(Work to complete)
Copy, from the material below, every line in which the word "your" can be found.

(The records)

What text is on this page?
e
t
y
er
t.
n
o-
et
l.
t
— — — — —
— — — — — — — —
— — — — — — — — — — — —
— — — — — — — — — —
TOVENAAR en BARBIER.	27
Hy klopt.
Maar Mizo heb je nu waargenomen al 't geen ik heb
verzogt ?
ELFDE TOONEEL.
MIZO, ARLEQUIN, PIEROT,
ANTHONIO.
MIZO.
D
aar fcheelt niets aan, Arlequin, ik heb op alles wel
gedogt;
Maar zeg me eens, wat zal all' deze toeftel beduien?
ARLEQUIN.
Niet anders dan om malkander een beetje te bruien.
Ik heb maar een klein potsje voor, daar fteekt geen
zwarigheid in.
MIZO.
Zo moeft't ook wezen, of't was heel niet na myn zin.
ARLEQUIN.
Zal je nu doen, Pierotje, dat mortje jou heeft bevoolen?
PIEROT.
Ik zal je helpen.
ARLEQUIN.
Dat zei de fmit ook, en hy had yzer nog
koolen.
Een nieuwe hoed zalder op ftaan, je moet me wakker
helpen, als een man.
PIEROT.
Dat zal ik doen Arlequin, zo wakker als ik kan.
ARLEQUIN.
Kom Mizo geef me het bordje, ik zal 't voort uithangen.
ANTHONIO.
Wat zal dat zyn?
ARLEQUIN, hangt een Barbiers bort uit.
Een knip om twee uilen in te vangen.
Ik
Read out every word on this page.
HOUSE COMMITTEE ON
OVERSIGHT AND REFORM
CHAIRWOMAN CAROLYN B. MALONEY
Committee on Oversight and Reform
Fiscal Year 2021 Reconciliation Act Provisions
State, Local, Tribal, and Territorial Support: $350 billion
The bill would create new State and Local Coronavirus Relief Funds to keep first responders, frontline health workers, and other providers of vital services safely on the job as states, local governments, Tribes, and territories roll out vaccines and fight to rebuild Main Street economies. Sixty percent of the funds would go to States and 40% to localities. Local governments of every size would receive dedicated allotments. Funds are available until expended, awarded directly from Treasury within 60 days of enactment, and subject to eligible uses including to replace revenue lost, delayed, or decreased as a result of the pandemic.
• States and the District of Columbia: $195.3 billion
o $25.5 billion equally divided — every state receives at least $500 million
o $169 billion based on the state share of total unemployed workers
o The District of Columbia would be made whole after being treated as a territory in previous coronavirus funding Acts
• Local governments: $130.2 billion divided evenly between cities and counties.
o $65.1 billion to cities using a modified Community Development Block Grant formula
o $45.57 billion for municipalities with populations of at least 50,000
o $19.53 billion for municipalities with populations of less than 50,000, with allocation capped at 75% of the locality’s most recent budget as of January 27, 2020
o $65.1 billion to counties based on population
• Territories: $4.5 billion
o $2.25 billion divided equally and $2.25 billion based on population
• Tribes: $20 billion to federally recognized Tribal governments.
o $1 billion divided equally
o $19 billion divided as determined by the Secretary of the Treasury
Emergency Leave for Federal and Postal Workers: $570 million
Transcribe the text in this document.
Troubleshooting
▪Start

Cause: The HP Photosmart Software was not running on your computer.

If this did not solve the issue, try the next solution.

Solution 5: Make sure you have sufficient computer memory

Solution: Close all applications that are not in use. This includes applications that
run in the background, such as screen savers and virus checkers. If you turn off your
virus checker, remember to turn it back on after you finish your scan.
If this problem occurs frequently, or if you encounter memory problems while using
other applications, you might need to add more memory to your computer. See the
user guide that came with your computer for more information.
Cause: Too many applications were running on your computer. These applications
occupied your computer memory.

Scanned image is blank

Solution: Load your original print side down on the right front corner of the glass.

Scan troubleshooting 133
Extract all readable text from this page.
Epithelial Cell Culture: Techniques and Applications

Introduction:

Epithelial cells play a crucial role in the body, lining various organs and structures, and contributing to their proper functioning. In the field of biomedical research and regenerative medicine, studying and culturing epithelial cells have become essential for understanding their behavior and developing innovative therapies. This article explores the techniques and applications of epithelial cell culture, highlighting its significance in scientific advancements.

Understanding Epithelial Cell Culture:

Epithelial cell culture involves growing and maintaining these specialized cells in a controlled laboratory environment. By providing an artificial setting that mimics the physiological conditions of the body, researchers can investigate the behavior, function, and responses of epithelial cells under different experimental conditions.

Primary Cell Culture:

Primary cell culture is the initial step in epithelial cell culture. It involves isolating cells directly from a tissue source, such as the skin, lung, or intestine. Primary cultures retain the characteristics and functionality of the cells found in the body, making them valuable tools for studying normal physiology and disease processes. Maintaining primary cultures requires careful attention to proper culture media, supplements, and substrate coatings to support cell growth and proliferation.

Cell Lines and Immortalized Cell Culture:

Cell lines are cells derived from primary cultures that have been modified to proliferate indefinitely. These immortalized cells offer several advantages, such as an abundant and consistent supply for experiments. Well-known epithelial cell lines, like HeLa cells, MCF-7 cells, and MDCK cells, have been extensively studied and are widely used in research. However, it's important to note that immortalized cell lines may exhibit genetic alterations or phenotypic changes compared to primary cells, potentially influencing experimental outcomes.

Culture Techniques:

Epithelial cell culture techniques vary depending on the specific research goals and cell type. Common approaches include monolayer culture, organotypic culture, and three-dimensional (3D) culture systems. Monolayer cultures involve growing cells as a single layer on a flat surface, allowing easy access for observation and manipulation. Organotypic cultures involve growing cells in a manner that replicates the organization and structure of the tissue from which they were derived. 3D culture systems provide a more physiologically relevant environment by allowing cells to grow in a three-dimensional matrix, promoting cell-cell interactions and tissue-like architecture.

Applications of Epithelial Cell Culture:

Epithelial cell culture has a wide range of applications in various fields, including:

(Output below)
Cause: The HP Photosmart Software was not running on your computer.
run in the background, such as screen savers and virus checkers. If you turn off your
virus checker, remember to turn it back on after you finish your scan.
other applications, you might need to add more memory to your computer. See the
user guide that came with your computer for more information.
Cause: Too many applications were running on your computer. These applications
occupied your computer memory.
Solution: Load your original print side down on the right front corner of the glass.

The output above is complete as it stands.